## Supplied entries
## BEGIN

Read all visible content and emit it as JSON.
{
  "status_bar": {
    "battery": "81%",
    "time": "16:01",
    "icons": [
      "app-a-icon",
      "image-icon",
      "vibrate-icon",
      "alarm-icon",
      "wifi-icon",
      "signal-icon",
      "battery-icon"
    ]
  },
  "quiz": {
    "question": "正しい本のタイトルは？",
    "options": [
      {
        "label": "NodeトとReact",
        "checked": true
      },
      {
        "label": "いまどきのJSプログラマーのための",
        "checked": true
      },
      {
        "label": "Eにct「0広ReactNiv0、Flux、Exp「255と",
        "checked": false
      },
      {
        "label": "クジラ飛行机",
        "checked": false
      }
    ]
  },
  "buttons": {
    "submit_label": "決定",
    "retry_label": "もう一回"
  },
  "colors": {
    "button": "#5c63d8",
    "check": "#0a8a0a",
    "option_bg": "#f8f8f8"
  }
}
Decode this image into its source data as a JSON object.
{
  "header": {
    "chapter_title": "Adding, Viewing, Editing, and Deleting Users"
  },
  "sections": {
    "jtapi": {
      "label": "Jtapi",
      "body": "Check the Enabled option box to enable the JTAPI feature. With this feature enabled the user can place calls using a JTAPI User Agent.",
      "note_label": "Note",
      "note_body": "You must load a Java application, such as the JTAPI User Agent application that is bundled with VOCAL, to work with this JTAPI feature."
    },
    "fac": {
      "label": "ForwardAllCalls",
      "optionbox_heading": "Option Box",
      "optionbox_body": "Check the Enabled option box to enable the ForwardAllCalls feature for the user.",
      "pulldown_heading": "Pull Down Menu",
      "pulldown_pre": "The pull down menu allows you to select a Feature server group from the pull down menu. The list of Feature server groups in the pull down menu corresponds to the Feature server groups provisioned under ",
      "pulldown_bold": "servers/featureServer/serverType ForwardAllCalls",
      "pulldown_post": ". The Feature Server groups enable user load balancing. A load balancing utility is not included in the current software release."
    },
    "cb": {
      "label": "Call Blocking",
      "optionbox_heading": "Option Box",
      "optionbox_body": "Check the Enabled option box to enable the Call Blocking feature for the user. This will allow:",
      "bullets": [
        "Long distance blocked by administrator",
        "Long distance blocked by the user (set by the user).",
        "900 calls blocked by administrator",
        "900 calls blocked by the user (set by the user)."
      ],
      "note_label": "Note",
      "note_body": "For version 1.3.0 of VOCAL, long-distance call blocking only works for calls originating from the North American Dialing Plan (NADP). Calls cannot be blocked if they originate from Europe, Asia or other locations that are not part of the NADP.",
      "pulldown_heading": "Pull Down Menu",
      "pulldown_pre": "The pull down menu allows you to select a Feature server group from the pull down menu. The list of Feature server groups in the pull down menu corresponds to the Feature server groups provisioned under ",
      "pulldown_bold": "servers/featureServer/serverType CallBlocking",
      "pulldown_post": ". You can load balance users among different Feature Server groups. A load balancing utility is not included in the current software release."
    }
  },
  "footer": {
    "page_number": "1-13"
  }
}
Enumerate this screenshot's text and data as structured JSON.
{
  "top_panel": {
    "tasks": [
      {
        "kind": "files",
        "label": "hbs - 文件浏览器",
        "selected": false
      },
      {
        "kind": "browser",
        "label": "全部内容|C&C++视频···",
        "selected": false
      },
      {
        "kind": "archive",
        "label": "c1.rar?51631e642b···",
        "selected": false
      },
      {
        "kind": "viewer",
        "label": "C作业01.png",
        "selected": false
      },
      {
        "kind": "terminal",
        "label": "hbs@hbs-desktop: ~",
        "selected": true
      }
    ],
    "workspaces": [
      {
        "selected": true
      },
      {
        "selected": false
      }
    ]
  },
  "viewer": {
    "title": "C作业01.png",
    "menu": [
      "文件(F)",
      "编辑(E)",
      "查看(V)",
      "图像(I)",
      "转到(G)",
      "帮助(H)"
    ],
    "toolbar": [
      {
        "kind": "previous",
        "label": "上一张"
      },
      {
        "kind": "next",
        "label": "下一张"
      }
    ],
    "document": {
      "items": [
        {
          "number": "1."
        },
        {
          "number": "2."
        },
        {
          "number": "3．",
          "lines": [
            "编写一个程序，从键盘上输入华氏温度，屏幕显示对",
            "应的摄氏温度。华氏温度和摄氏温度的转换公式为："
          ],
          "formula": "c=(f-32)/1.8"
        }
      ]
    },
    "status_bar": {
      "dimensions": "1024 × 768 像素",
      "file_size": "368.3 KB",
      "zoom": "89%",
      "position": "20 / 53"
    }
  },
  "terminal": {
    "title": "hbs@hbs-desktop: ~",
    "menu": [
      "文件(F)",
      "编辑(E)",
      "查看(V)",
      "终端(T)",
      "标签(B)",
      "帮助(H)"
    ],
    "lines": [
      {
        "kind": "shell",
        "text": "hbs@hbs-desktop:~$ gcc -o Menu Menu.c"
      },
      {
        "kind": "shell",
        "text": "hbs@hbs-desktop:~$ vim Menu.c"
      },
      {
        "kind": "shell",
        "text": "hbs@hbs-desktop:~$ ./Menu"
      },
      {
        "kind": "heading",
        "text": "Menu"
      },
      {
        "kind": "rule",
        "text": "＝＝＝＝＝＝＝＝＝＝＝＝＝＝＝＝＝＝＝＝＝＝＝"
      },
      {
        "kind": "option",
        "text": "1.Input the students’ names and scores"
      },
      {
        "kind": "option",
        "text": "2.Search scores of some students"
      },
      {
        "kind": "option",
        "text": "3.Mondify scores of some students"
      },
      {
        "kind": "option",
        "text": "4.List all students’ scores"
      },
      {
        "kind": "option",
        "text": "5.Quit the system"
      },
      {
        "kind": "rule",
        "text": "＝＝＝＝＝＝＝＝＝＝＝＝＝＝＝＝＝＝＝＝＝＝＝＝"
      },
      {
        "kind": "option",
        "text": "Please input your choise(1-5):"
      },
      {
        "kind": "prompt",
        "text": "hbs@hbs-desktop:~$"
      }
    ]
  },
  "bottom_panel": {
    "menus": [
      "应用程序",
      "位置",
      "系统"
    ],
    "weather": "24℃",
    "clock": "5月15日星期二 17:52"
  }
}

## END

## Directions
Using the material above, copy every line in which the string "data" occurs.

## Solution to the exercise
Decode this image into its source data as a JSON object.
Enumerate this screenshot's text and data as structured JSON.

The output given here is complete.